→ EXERCISE
Pull every line containing "отношение" from the entries.

→ DATASET ROWS
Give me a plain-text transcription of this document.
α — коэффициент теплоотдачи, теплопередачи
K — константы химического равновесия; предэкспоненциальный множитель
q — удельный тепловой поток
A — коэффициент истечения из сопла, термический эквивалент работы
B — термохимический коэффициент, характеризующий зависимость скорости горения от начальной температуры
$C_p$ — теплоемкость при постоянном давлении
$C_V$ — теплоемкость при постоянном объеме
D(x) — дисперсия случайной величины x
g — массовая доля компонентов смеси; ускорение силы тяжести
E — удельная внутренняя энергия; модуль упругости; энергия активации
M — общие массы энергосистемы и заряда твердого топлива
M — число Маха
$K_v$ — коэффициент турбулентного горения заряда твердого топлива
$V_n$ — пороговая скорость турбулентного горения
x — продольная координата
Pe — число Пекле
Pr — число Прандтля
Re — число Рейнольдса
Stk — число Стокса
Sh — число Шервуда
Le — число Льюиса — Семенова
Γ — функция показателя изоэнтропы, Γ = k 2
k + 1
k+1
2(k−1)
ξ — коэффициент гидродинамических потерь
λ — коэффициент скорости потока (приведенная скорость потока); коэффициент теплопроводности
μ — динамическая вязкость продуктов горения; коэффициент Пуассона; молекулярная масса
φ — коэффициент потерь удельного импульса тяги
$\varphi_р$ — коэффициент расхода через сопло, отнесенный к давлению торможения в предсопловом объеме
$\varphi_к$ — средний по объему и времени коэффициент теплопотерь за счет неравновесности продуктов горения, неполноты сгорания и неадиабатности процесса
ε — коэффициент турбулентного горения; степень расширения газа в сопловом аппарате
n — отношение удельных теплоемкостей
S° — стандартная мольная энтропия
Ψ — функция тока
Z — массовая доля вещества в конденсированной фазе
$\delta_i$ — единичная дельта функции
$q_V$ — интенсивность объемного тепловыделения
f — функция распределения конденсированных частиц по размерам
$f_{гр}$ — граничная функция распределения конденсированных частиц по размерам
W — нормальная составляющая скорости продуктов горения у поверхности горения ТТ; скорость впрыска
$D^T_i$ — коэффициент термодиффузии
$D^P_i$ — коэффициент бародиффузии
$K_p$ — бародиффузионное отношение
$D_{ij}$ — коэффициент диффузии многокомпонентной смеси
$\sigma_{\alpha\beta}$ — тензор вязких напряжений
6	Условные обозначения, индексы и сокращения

→ RESULT OF THE EXERCISE
n — отношение удельных теплоемкостей
$K_p$ — бародиффузионное отношение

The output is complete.